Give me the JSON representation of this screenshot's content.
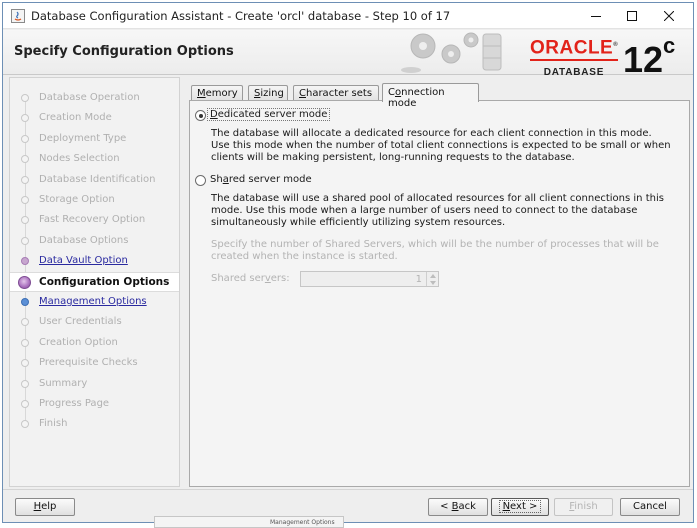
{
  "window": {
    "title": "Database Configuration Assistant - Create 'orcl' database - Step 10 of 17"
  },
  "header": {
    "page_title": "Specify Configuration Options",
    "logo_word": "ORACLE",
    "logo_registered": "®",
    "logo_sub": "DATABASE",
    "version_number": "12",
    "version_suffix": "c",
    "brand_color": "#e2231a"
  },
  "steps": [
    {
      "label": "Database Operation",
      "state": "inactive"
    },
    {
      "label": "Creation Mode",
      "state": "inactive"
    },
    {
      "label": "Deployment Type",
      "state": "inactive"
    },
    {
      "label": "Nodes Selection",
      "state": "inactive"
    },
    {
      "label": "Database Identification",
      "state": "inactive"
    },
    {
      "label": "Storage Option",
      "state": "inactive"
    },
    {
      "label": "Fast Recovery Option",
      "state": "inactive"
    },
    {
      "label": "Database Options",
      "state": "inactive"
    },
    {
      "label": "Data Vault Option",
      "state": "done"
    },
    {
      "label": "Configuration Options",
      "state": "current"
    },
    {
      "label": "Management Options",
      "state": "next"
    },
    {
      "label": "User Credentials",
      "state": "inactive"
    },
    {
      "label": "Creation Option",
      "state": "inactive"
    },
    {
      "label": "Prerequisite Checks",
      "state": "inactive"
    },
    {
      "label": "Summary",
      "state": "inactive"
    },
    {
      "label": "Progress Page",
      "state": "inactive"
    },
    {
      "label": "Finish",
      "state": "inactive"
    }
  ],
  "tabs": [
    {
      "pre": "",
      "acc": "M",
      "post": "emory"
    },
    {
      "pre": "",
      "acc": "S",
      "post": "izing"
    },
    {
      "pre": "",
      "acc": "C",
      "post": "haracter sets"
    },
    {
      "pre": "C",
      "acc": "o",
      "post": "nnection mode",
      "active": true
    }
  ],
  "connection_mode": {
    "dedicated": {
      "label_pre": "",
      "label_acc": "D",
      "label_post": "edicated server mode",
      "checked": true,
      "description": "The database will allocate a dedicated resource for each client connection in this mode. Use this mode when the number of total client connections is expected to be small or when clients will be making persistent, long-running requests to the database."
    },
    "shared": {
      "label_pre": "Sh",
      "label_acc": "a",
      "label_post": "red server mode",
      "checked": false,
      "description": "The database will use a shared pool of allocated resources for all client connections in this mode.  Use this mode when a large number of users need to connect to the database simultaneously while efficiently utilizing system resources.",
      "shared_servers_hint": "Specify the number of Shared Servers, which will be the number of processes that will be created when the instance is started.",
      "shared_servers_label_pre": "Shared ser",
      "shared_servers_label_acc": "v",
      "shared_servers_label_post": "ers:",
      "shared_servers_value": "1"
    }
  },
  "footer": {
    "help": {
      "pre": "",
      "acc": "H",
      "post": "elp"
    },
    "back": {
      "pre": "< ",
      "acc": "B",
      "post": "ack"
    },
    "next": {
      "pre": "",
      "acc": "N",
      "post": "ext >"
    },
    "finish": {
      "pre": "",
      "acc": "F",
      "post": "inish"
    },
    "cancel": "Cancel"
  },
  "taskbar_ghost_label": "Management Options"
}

■ ■ ■ ■

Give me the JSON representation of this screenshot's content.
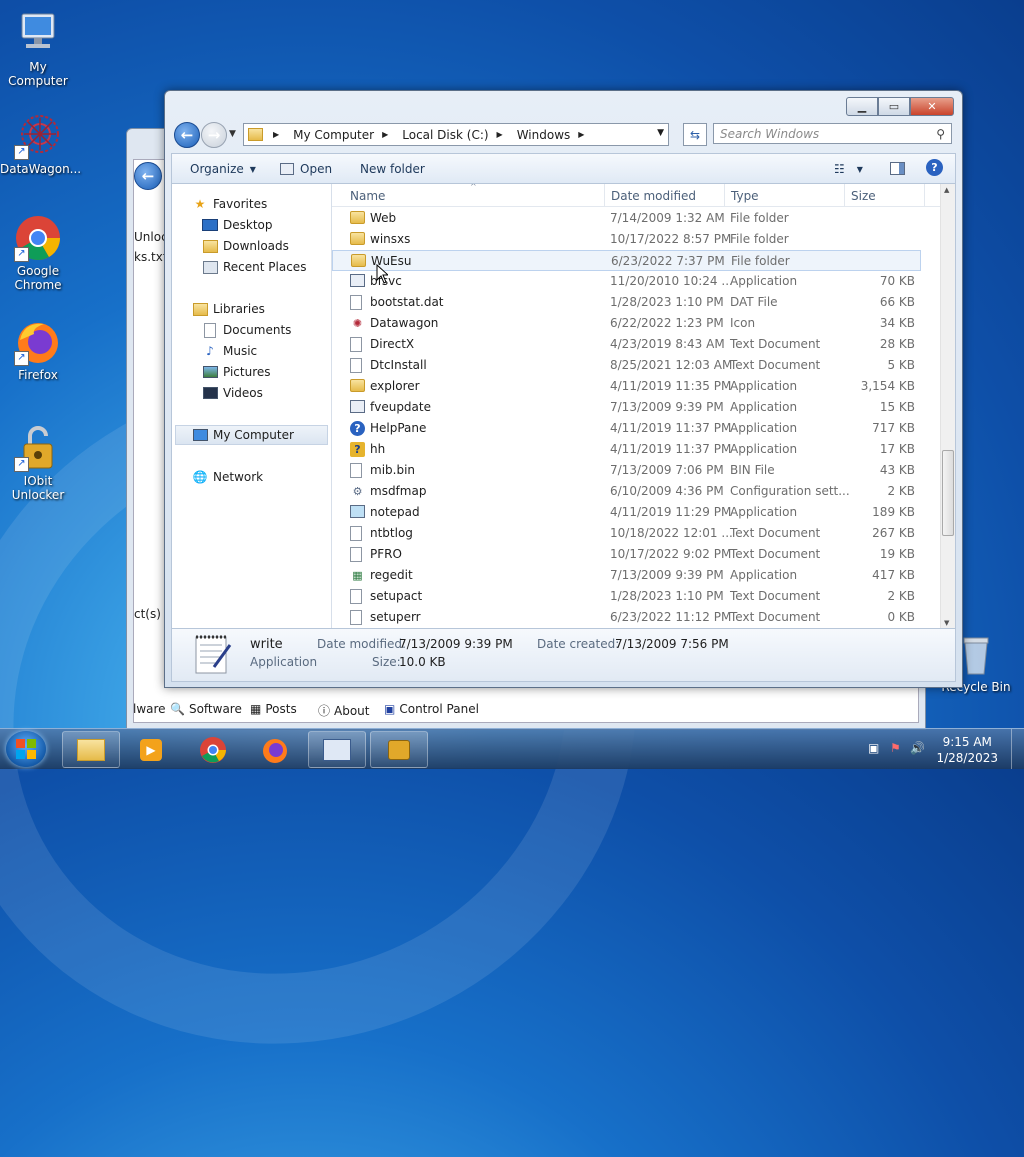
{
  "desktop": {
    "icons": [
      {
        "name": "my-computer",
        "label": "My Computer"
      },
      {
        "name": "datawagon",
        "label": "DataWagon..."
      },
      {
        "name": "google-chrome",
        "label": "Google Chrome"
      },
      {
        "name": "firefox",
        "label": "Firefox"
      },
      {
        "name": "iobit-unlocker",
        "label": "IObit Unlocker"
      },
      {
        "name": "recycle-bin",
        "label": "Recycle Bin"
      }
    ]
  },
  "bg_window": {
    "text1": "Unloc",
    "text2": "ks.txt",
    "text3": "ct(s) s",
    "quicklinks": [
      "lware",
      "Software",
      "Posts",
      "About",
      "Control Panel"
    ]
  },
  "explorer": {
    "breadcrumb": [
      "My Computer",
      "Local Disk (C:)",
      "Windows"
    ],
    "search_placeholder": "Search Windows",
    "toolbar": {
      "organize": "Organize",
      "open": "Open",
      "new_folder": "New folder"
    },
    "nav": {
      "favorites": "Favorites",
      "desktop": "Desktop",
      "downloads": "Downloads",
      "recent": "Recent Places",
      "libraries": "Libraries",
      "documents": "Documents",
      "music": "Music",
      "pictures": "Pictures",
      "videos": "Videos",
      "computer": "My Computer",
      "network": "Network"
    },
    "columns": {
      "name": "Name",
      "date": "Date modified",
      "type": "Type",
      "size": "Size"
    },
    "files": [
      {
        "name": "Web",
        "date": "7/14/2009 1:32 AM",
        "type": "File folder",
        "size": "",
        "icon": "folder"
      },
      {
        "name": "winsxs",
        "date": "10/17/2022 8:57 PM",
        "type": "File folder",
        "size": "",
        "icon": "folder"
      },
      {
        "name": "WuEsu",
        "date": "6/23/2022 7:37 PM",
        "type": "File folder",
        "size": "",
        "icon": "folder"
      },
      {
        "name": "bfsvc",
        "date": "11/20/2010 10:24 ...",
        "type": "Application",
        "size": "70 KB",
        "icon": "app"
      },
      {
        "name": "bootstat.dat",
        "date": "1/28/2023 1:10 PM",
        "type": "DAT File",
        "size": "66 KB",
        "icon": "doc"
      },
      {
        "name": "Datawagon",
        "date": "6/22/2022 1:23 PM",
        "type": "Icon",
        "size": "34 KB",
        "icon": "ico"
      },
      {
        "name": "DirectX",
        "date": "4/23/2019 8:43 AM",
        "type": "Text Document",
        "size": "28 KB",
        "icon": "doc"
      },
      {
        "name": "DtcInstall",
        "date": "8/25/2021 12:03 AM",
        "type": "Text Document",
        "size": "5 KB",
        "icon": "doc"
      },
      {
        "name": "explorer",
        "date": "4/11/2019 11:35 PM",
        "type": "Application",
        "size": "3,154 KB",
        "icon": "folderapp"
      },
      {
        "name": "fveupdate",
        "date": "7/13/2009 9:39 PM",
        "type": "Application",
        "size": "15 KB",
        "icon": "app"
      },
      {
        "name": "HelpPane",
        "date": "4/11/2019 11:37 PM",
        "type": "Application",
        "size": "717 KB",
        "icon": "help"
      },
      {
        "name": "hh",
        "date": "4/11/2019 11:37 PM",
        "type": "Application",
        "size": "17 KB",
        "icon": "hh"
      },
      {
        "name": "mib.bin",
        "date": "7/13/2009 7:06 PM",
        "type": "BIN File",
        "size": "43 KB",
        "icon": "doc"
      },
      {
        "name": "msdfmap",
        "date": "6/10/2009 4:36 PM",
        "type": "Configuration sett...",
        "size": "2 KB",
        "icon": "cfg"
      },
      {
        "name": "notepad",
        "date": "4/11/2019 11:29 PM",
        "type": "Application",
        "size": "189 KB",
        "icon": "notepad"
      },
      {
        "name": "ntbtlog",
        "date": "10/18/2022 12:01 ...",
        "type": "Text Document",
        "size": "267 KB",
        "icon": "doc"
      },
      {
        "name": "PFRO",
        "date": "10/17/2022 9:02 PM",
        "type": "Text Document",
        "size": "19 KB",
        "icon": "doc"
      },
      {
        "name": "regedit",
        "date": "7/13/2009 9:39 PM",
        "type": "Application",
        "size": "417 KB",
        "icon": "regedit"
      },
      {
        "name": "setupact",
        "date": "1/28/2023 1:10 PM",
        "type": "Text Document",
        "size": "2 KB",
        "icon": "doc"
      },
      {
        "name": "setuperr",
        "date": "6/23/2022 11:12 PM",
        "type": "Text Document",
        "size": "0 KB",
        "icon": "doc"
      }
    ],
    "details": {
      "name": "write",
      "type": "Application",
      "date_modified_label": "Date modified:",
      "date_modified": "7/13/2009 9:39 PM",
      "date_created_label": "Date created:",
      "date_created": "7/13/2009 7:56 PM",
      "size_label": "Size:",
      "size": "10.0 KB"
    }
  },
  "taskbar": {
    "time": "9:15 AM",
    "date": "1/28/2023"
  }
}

■ ■ ■ ■

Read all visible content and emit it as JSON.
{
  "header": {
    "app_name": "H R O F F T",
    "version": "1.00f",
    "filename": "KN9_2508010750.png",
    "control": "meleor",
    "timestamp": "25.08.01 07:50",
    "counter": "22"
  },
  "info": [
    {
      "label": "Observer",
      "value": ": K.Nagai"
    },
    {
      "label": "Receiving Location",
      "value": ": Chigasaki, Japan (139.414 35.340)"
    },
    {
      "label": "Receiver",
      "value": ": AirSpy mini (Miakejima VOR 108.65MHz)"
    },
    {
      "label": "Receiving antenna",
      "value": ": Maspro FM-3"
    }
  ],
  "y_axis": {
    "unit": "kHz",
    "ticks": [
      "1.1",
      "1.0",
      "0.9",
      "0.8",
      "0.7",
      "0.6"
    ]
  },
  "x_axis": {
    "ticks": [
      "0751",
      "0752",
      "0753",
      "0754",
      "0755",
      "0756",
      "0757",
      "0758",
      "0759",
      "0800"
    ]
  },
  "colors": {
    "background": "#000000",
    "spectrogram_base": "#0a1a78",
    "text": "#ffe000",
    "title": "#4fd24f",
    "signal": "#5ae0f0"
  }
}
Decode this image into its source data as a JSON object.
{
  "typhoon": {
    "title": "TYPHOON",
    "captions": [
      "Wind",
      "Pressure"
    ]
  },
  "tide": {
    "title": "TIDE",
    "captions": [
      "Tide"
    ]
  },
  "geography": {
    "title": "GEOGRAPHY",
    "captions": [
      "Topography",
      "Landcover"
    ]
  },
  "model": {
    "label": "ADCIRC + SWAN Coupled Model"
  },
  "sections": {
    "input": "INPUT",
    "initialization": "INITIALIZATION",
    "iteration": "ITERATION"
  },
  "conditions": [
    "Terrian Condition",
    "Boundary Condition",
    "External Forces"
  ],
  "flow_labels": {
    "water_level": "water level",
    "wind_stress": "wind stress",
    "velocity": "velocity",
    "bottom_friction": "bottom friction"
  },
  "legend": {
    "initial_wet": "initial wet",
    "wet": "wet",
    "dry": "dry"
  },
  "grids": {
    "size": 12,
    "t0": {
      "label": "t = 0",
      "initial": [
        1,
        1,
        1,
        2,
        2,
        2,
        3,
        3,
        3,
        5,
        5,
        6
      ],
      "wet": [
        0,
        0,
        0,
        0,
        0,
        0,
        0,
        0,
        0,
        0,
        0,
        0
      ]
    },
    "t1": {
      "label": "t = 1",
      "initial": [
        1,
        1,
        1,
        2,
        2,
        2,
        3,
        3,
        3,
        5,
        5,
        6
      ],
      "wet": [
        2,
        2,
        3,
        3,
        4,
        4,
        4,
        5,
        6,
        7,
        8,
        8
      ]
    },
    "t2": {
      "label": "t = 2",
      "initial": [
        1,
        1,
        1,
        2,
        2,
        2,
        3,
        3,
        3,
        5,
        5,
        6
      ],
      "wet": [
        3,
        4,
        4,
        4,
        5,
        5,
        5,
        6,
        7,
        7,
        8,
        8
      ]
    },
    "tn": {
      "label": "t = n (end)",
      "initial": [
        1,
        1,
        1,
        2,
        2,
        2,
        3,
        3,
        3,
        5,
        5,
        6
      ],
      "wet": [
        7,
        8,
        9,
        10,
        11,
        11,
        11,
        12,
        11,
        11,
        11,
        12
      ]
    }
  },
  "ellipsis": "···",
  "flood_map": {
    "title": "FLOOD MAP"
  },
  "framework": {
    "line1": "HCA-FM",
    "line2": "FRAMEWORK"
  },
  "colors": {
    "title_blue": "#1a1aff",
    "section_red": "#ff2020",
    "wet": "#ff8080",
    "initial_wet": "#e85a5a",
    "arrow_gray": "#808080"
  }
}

■ ■ ■ ■

Find every line with the word "Management" and state how many there are, with no other words.

* **Full output**
2